Items from a dataset
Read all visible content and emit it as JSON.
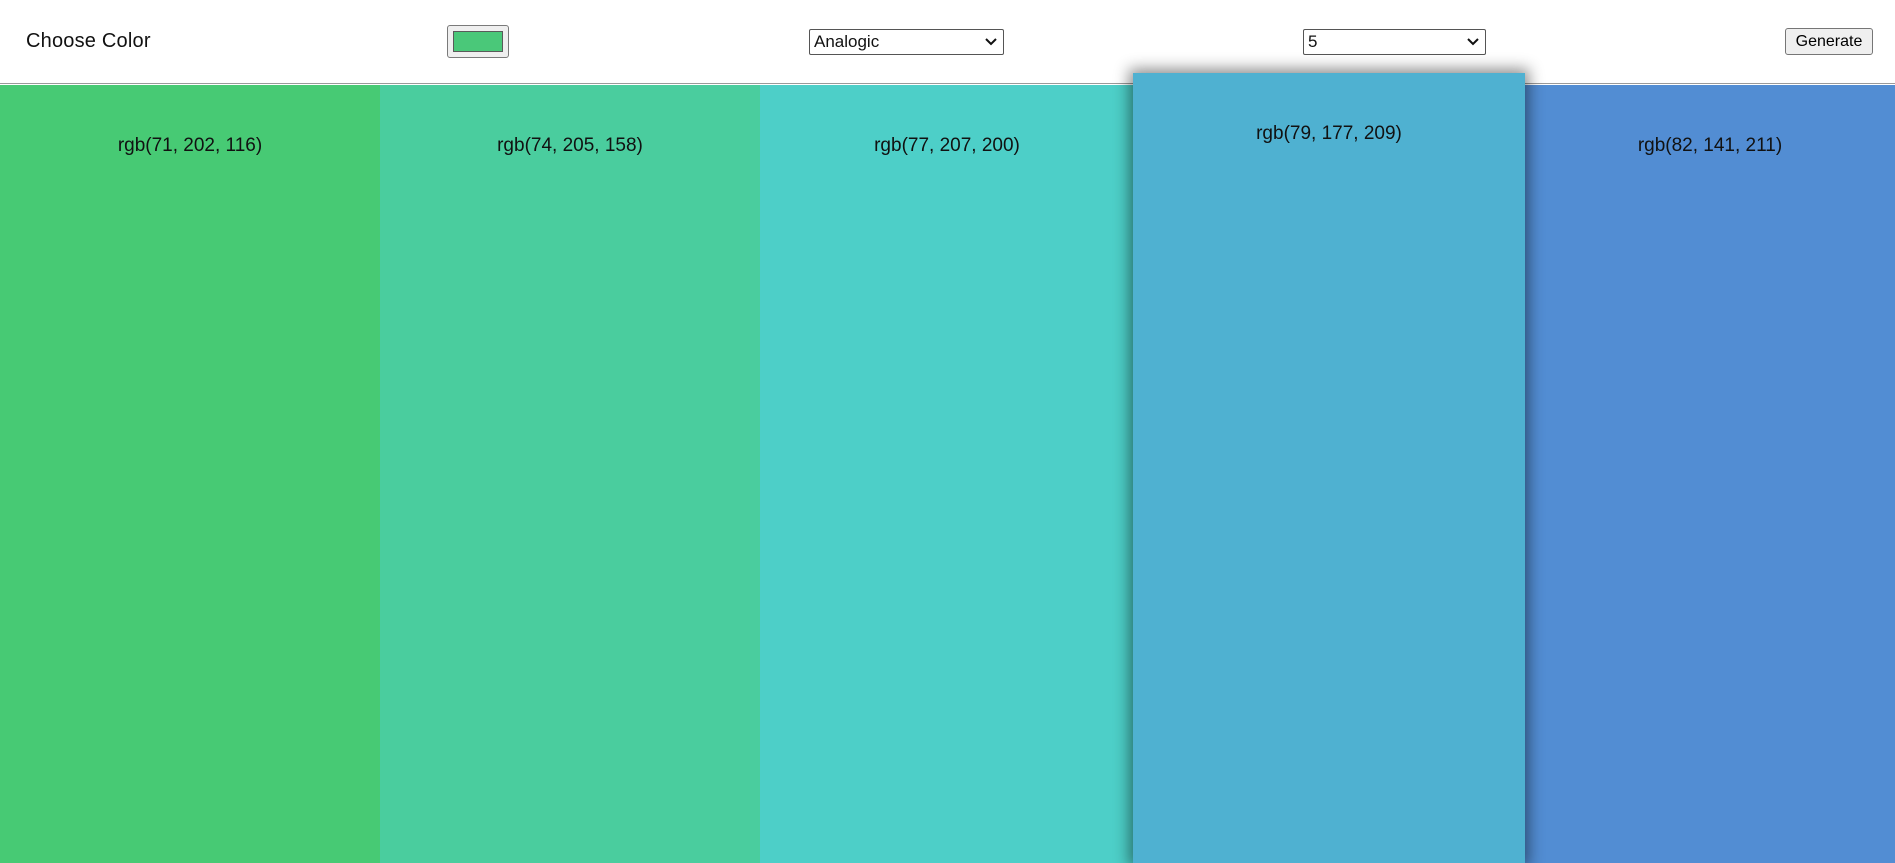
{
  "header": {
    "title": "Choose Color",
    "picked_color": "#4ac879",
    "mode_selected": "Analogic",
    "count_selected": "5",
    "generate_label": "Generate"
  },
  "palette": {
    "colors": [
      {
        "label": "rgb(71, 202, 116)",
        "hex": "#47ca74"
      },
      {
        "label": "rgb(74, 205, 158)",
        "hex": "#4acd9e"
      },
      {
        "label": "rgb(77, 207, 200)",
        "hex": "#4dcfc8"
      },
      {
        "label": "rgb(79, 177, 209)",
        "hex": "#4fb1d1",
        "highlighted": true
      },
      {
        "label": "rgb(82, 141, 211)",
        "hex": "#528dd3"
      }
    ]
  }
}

...

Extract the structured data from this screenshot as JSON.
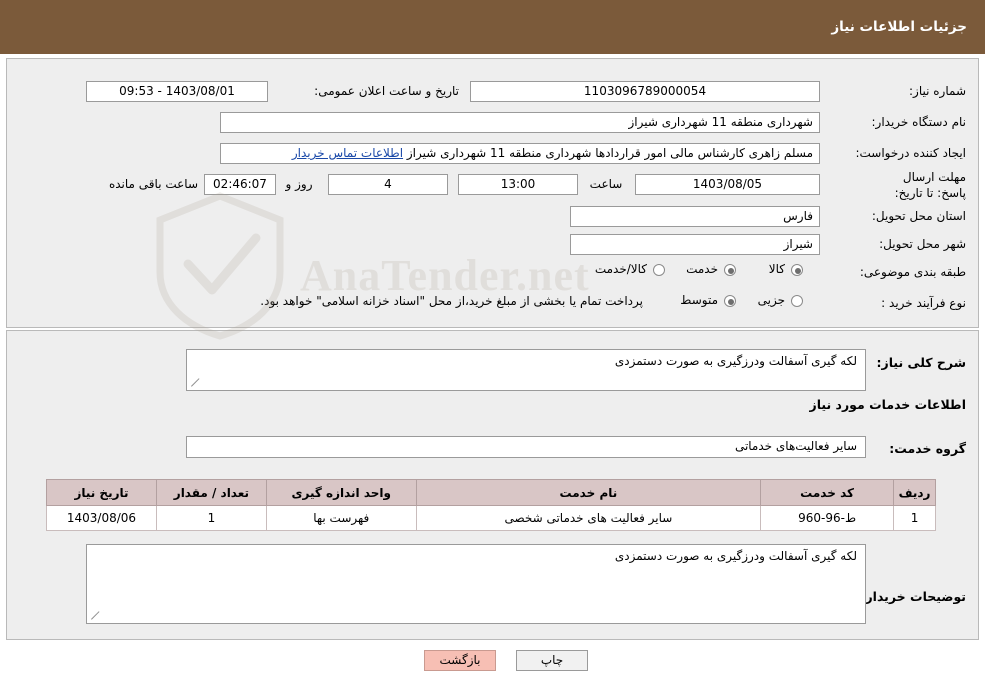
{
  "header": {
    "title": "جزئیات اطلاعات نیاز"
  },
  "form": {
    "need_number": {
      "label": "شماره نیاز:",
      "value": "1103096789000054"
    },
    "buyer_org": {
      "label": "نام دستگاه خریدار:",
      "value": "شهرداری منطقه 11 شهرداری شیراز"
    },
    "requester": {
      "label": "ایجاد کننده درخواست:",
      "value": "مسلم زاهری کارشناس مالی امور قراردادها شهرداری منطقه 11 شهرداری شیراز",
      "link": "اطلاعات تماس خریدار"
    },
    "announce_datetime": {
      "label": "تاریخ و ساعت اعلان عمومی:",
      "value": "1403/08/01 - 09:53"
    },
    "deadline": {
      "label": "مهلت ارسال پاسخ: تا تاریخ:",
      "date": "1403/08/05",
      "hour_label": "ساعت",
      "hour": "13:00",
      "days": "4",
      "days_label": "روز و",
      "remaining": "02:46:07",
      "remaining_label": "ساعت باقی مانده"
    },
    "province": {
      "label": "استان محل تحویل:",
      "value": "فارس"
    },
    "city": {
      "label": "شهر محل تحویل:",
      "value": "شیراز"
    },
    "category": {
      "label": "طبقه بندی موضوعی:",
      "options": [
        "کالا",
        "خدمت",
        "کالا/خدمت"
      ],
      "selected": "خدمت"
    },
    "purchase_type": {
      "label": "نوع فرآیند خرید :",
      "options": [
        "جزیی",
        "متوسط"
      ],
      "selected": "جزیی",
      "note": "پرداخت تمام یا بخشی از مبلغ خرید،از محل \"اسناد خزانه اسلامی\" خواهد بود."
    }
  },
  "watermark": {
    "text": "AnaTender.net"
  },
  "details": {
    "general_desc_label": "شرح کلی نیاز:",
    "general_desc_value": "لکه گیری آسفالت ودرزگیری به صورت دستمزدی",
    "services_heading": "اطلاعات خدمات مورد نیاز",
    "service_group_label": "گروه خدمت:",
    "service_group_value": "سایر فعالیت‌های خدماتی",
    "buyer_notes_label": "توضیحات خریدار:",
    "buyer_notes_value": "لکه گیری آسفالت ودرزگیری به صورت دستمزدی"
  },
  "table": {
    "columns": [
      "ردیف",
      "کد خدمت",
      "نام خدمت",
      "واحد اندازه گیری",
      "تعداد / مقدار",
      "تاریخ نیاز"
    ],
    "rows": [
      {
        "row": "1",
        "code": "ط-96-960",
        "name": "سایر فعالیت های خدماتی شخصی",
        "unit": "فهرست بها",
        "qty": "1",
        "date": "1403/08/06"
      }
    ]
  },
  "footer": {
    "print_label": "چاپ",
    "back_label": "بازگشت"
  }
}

--

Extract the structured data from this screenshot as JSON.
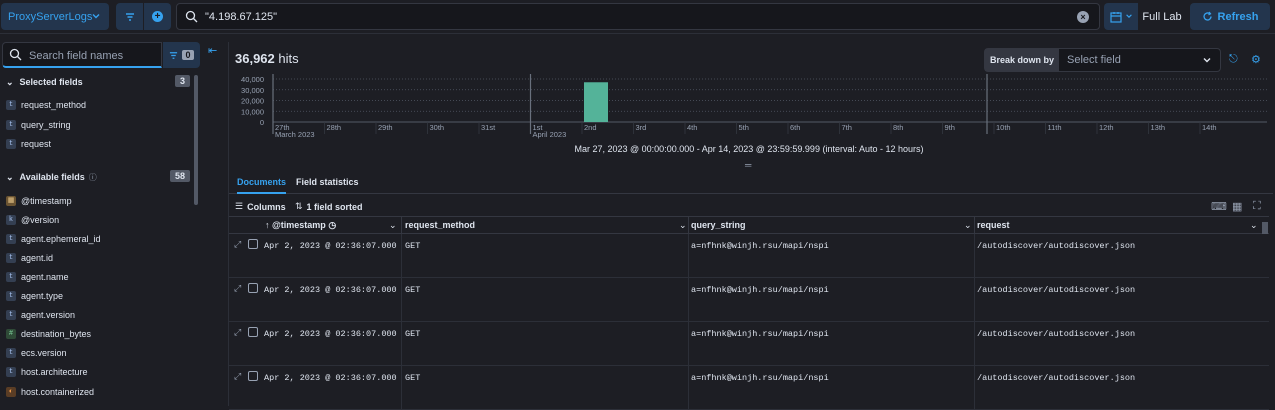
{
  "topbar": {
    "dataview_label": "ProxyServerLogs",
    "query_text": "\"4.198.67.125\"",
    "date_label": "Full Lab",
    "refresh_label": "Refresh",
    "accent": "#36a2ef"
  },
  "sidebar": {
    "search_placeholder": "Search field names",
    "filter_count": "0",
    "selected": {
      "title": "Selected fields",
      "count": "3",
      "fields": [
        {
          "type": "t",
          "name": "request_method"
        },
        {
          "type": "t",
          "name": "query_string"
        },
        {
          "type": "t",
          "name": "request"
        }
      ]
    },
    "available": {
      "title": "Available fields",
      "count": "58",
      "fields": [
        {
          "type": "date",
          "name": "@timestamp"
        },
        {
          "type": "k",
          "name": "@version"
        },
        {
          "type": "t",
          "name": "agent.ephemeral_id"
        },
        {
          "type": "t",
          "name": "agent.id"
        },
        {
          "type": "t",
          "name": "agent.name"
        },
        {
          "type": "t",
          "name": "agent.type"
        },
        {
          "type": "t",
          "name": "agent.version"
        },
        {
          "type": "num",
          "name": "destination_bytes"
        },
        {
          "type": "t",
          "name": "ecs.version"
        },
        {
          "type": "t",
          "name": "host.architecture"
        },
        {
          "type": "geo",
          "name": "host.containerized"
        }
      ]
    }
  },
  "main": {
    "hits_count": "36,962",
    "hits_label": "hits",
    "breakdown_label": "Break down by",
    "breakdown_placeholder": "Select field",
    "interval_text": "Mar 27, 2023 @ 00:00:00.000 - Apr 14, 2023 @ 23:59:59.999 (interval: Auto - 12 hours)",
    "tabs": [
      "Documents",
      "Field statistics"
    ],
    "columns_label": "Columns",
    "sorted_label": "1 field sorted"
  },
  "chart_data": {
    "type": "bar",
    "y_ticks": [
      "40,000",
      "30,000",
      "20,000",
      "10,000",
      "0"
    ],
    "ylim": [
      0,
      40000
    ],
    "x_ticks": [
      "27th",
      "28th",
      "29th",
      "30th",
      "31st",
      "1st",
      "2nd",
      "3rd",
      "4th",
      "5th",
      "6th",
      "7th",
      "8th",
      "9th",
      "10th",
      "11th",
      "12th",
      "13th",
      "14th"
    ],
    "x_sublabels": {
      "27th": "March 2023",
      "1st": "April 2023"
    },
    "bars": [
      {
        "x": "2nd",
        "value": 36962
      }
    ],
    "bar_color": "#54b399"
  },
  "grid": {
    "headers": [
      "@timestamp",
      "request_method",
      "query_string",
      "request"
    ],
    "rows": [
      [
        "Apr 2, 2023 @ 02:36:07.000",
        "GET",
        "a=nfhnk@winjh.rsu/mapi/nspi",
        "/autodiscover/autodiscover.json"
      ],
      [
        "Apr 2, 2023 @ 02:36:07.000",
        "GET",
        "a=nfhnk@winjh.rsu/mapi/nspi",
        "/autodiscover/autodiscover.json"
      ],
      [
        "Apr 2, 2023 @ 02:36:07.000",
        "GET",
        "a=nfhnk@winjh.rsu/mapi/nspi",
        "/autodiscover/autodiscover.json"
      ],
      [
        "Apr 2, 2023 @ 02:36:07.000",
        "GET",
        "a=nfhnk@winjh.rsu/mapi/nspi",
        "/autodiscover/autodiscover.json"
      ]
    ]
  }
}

**Goal of the exercise:** Some lines of the data may hold the word "آسفالت". Say how many do, with nothing else.

**Response to this exercise:** 2